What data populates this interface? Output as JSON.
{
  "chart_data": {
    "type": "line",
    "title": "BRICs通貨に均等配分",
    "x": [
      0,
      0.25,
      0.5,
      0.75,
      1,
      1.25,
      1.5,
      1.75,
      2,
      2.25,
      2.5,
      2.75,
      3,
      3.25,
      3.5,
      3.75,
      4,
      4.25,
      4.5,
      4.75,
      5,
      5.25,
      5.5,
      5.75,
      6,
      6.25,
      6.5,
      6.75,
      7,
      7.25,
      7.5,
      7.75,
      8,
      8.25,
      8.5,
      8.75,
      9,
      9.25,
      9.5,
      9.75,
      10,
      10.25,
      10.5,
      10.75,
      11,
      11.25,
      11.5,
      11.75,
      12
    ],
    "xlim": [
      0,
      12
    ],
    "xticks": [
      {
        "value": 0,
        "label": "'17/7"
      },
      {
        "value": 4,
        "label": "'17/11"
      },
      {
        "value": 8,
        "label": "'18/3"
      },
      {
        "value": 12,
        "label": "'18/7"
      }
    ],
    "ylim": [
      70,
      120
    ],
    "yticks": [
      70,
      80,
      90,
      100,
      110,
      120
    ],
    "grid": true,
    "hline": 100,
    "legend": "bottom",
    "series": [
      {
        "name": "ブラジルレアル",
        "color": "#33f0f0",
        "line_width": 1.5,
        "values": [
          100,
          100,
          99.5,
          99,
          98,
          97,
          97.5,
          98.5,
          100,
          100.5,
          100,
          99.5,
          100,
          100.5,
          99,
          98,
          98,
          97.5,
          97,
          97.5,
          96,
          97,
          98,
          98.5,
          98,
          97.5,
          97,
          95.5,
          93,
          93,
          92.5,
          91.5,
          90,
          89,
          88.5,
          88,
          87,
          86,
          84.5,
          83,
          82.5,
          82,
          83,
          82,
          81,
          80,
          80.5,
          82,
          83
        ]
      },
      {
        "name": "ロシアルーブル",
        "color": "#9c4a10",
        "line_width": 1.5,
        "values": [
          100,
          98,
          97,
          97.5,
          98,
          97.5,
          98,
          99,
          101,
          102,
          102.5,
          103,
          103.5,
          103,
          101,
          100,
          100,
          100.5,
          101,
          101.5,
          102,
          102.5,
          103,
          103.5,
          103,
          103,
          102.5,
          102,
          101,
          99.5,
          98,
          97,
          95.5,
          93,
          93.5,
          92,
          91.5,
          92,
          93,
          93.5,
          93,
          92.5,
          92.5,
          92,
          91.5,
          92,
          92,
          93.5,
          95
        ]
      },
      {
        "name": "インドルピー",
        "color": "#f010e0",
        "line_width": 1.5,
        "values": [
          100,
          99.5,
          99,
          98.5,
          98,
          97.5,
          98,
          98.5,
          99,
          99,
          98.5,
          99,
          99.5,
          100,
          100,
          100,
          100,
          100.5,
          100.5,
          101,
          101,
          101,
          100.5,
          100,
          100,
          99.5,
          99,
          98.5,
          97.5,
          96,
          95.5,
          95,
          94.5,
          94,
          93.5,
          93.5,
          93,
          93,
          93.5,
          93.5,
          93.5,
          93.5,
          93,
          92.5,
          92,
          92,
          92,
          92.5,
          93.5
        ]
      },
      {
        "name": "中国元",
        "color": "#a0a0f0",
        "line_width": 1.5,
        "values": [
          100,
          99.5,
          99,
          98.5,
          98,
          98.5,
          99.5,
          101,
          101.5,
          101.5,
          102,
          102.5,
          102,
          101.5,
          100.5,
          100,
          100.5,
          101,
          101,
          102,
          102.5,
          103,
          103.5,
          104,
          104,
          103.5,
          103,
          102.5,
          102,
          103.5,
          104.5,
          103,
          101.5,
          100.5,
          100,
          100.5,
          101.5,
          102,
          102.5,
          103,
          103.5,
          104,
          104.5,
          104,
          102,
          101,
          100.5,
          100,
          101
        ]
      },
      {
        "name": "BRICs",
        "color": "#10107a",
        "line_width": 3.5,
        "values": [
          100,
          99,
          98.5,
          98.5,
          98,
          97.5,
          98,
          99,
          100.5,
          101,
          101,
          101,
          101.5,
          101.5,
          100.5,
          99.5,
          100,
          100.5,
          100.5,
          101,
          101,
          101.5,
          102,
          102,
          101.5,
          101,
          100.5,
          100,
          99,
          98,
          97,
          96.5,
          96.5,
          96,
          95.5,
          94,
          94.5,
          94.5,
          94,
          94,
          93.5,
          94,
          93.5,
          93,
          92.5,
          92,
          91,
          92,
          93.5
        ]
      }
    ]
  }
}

- - -

> _WHAT TO DO_: Pull out every line of the entries that includes the word "name".

> _THE OUTPUT_:
        "name": "ブラジルレアル",
        "name": "ロシアルーブル",
        "name": "インドルピー",
        "name": "中国元",
        "name": "BRICs",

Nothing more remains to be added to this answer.